● **What to work on**: Retype all the entries word for word, but omit the pictures.

● **Entries from a dataset**:
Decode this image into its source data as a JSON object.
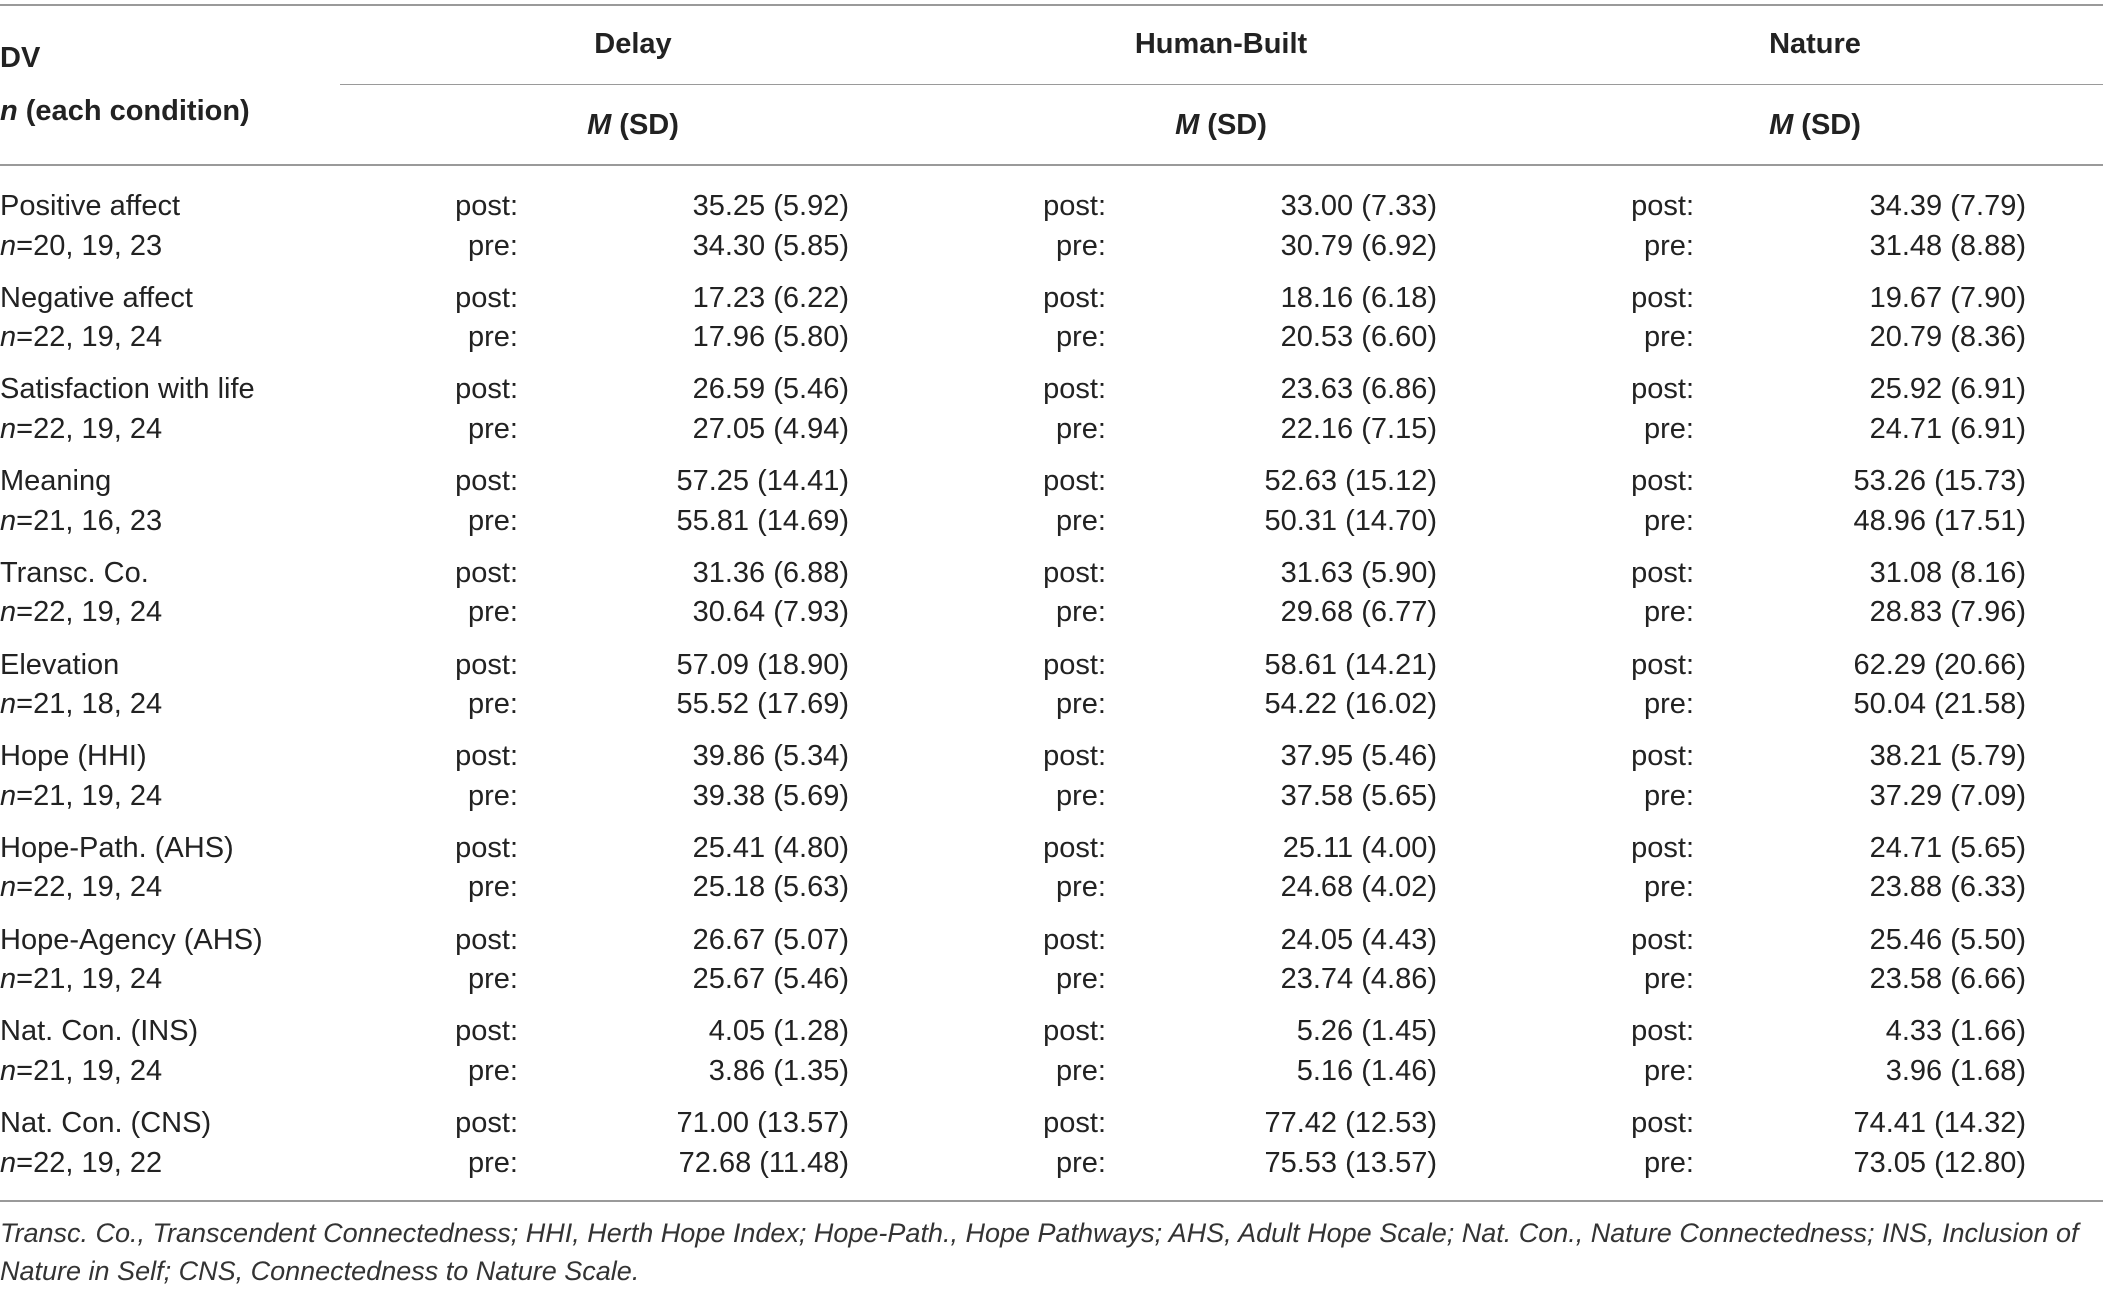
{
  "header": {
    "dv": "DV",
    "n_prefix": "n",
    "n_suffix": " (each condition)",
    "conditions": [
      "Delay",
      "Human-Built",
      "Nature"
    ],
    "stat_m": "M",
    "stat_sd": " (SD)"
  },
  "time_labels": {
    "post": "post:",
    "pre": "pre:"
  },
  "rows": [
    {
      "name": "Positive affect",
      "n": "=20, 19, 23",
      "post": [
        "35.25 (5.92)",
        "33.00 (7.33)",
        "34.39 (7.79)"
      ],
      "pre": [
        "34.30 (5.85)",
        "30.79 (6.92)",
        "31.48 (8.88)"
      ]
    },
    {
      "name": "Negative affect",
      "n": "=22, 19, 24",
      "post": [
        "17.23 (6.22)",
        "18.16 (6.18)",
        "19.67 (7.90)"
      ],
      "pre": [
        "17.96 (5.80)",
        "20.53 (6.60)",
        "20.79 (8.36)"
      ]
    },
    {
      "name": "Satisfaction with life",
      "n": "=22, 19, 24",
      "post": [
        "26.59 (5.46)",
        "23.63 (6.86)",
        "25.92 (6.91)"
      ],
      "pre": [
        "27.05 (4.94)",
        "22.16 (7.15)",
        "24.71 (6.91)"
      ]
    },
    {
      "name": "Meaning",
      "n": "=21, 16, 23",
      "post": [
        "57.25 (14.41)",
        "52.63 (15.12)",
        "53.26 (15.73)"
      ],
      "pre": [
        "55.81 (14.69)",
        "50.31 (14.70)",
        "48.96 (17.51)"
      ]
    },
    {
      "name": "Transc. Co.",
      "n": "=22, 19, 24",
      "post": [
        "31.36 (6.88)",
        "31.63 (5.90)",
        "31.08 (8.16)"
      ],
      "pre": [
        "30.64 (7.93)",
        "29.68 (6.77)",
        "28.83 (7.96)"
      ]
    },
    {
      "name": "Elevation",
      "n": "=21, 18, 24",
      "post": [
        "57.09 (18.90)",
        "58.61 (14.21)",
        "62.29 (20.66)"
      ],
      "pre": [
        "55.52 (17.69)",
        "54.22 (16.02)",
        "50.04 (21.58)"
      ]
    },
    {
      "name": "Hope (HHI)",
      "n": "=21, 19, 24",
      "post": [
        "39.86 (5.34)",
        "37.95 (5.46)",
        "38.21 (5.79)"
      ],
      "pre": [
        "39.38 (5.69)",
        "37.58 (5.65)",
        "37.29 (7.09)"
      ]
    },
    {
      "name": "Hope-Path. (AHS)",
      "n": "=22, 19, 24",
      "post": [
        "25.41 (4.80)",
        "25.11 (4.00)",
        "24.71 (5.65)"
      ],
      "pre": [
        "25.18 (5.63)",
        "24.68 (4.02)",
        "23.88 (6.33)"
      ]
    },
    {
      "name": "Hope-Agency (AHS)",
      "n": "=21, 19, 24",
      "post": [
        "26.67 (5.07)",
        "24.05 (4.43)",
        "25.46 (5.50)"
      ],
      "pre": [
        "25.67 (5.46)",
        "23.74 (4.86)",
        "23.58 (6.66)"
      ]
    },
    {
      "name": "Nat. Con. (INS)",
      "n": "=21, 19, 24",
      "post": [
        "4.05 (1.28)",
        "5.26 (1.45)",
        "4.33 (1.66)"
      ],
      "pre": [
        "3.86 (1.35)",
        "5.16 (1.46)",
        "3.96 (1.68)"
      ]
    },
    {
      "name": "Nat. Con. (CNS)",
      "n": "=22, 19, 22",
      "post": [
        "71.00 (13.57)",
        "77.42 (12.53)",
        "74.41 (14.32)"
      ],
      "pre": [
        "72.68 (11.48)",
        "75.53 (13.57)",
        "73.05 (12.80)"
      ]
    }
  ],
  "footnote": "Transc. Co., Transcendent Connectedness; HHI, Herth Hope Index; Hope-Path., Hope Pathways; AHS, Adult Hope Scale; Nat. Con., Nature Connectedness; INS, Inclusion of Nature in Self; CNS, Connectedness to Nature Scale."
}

● **Exercise response**:
Decode this image into its source data as a JSON object.
{
  "header": {
    "dv": "DV",
    "n_prefix": "n",
    "n_suffix": " (each condition)",
    "conditions": [
      "Delay",
      "Human-Built",
      "Nature"
    ],
    "stat_m": "M",
    "stat_sd": " (SD)"
  },
  "time_labels": {
    "post": "post:",
    "pre": "pre:"
  },
  "rows": [
    {
      "name": "Positive affect",
      "n": "=20, 19, 23",
      "post": [
        "35.25 (5.92)",
        "33.00 (7.33)",
        "34.39 (7.79)"
      ],
      "pre": [
        "34.30 (5.85)",
        "30.79 (6.92)",
        "31.48 (8.88)"
      ]
    },
    {
      "name": "Negative affect",
      "n": "=22, 19, 24",
      "post": [
        "17.23 (6.22)",
        "18.16 (6.18)",
        "19.67 (7.90)"
      ],
      "pre": [
        "17.96 (5.80)",
        "20.53 (6.60)",
        "20.79 (8.36)"
      ]
    },
    {
      "name": "Satisfaction with life",
      "n": "=22, 19, 24",
      "post": [
        "26.59 (5.46)",
        "23.63 (6.86)",
        "25.92 (6.91)"
      ],
      "pre": [
        "27.05 (4.94)",
        "22.16 (7.15)",
        "24.71 (6.91)"
      ]
    },
    {
      "name": "Meaning",
      "n": "=21, 16, 23",
      "post": [
        "57.25 (14.41)",
        "52.63 (15.12)",
        "53.26 (15.73)"
      ],
      "pre": [
        "55.81 (14.69)",
        "50.31 (14.70)",
        "48.96 (17.51)"
      ]
    },
    {
      "name": "Transc. Co.",
      "n": "=22, 19, 24",
      "post": [
        "31.36 (6.88)",
        "31.63 (5.90)",
        "31.08 (8.16)"
      ],
      "pre": [
        "30.64 (7.93)",
        "29.68 (6.77)",
        "28.83 (7.96)"
      ]
    },
    {
      "name": "Elevation",
      "n": "=21, 18, 24",
      "post": [
        "57.09 (18.90)",
        "58.61 (14.21)",
        "62.29 (20.66)"
      ],
      "pre": [
        "55.52 (17.69)",
        "54.22 (16.02)",
        "50.04 (21.58)"
      ]
    },
    {
      "name": "Hope (HHI)",
      "n": "=21, 19, 24",
      "post": [
        "39.86 (5.34)",
        "37.95 (5.46)",
        "38.21 (5.79)"
      ],
      "pre": [
        "39.38 (5.69)",
        "37.58 (5.65)",
        "37.29 (7.09)"
      ]
    },
    {
      "name": "Hope-Path. (AHS)",
      "n": "=22, 19, 24",
      "post": [
        "25.41 (4.80)",
        "25.11 (4.00)",
        "24.71 (5.65)"
      ],
      "pre": [
        "25.18 (5.63)",
        "24.68 (4.02)",
        "23.88 (6.33)"
      ]
    },
    {
      "name": "Hope-Agency (AHS)",
      "n": "=21, 19, 24",
      "post": [
        "26.67 (5.07)",
        "24.05 (4.43)",
        "25.46 (5.50)"
      ],
      "pre": [
        "25.67 (5.46)",
        "23.74 (4.86)",
        "23.58 (6.66)"
      ]
    },
    {
      "name": "Nat. Con. (INS)",
      "n": "=21, 19, 24",
      "post": [
        "4.05 (1.28)",
        "5.26 (1.45)",
        "4.33 (1.66)"
      ],
      "pre": [
        "3.86 (1.35)",
        "5.16 (1.46)",
        "3.96 (1.68)"
      ]
    },
    {
      "name": "Nat. Con. (CNS)",
      "n": "=22, 19, 22",
      "post": [
        "71.00 (13.57)",
        "77.42 (12.53)",
        "74.41 (14.32)"
      ],
      "pre": [
        "72.68 (11.48)",
        "75.53 (13.57)",
        "73.05 (12.80)"
      ]
    }
  ],
  "footnote": "Transc. Co., Transcendent Connectedness; HHI, Herth Hope Index; Hope-Path., Hope Pathways; AHS, Adult Hope Scale; Nat. Con., Nature Connectedness; INS, Inclusion of Nature in Self; CNS, Connectedness to Nature Scale."
}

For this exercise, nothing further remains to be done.